## REQUEST
Collect all lines from the listing that include the string "капитального".

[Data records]
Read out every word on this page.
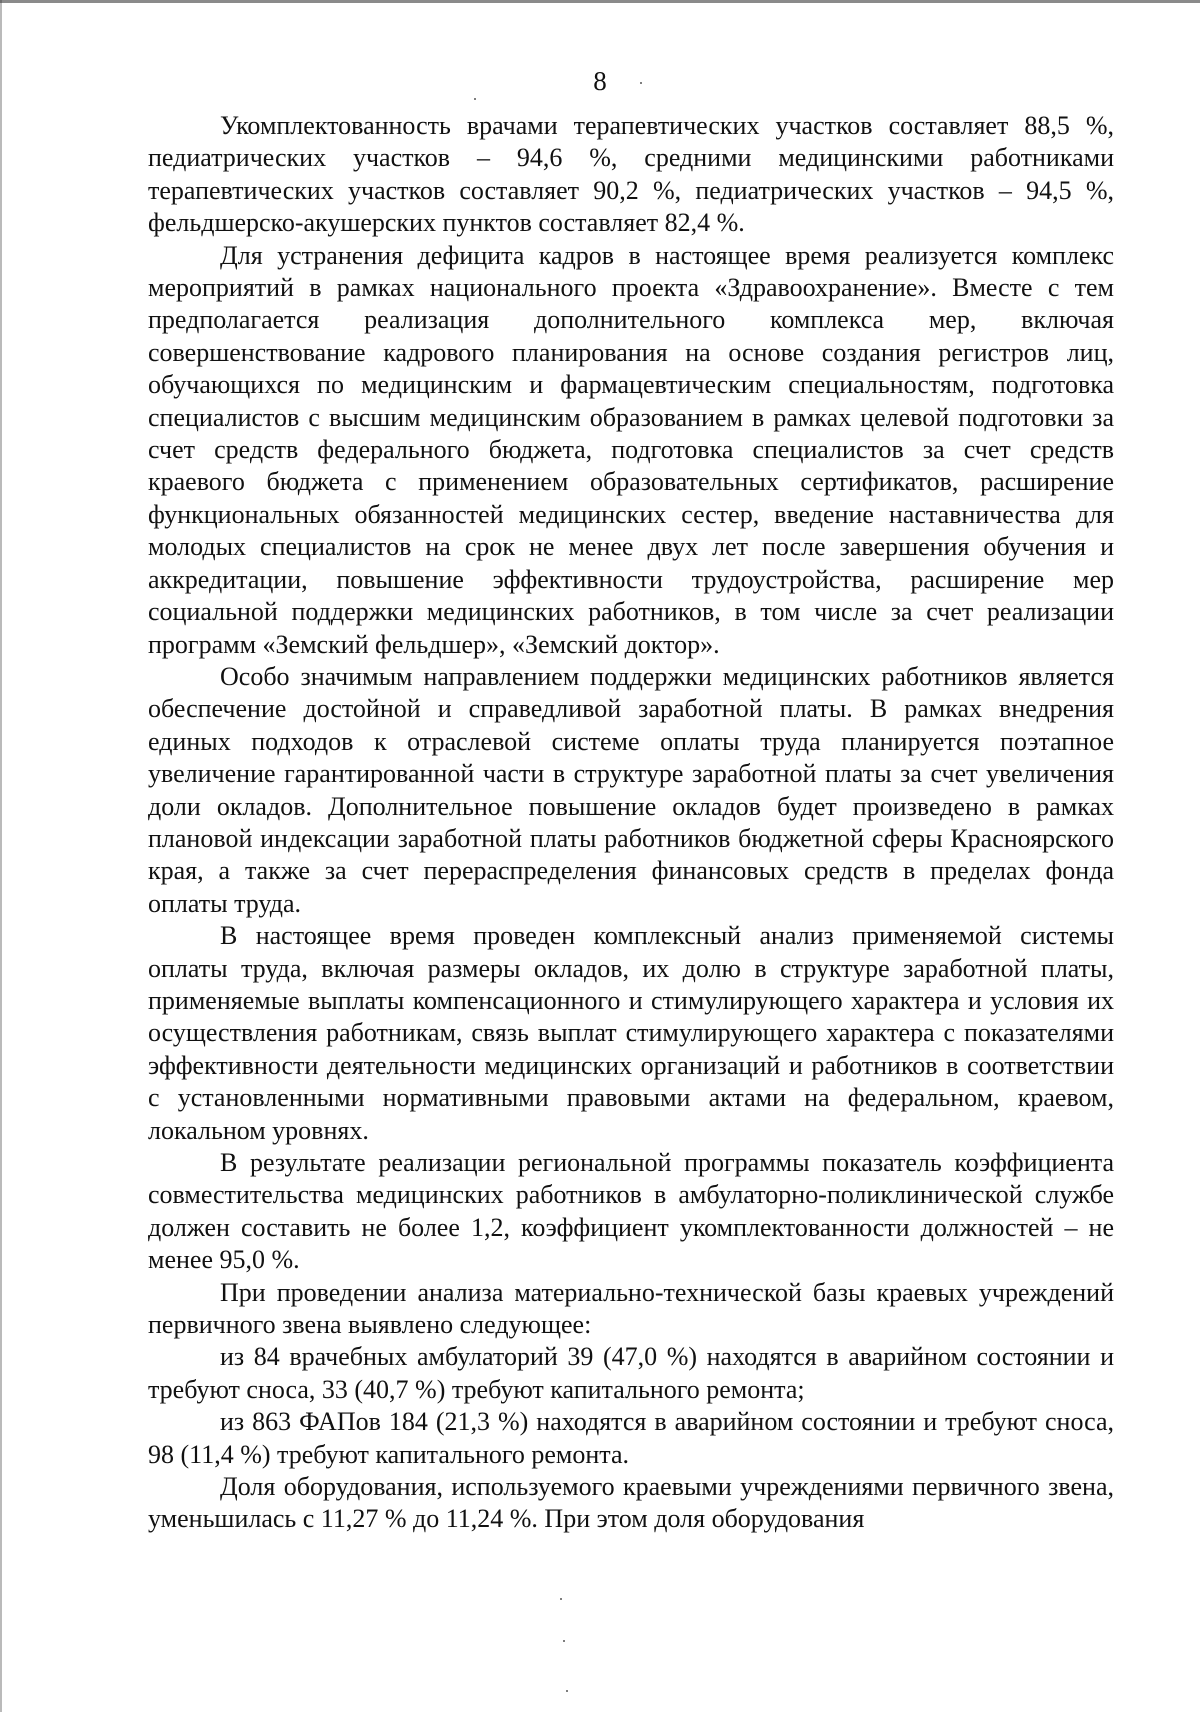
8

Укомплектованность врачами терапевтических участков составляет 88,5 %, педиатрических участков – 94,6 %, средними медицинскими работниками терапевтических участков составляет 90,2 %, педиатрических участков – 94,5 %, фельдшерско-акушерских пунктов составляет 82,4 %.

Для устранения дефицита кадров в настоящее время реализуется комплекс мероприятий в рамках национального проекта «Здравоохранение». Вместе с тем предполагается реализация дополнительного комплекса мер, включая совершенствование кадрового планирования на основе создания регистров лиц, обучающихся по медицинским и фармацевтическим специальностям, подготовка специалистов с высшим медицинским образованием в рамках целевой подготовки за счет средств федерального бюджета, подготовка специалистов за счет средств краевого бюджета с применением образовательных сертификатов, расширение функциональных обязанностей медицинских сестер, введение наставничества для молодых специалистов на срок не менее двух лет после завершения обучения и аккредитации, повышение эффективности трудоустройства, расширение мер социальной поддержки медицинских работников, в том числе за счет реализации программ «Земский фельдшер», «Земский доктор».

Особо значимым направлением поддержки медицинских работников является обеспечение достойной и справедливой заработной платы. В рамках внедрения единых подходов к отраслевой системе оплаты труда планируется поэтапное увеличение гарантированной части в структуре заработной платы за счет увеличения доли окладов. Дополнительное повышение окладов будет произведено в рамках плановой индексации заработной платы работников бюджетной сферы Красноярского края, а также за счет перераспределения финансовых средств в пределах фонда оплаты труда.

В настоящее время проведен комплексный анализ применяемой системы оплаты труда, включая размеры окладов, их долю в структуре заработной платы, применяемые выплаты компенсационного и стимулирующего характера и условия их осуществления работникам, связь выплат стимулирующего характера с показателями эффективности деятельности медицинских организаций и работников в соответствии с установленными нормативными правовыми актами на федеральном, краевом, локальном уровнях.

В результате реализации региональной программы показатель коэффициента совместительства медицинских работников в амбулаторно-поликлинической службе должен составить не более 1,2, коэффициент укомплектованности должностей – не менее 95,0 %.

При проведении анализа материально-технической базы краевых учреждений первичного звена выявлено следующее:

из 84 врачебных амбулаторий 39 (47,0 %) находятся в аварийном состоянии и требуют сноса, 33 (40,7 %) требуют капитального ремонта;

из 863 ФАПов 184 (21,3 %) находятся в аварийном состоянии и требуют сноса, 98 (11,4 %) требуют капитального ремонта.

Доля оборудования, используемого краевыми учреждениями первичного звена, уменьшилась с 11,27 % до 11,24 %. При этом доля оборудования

---

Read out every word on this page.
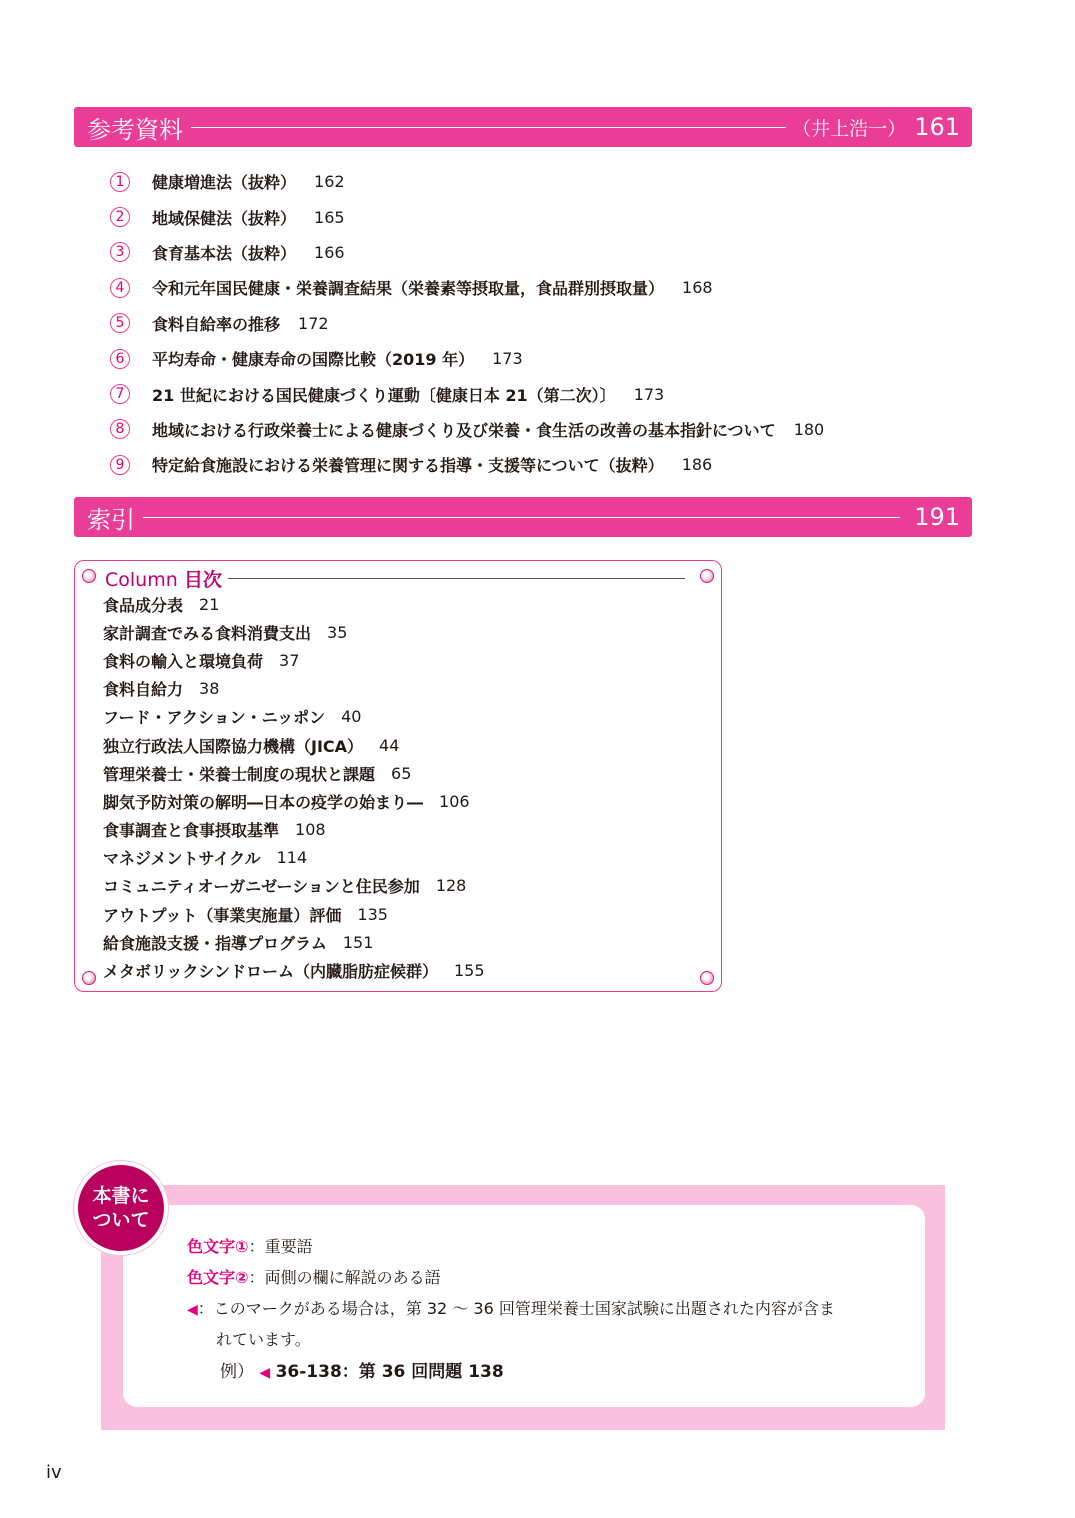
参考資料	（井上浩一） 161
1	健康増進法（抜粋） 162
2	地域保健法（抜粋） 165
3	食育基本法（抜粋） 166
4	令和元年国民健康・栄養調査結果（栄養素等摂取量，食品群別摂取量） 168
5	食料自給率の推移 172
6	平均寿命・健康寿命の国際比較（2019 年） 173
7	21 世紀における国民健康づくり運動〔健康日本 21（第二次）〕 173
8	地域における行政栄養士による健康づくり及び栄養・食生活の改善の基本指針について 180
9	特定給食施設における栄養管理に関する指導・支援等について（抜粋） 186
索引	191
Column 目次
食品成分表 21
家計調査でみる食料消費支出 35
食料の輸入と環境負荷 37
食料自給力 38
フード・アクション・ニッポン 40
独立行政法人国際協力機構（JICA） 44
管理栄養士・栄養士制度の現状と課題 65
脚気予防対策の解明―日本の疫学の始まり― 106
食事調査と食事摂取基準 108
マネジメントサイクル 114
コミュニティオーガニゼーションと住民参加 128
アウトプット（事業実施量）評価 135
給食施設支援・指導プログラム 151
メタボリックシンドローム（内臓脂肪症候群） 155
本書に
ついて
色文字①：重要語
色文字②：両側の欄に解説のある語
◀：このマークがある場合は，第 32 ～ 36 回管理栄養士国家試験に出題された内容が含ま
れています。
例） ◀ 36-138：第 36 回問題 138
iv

## TASK RESPONSE
из 84 врачебных амбулаторий 39 (47,0 %) находятся в аварийном состоянии и требуют сноса, 33 (40,7 %) требуют капитального ремонта;
из 863 ФАПов 184 (21,3 %) находятся в аварийном состоянии и требуют сноса, 98 (11,4 %) требуют капитального ремонта.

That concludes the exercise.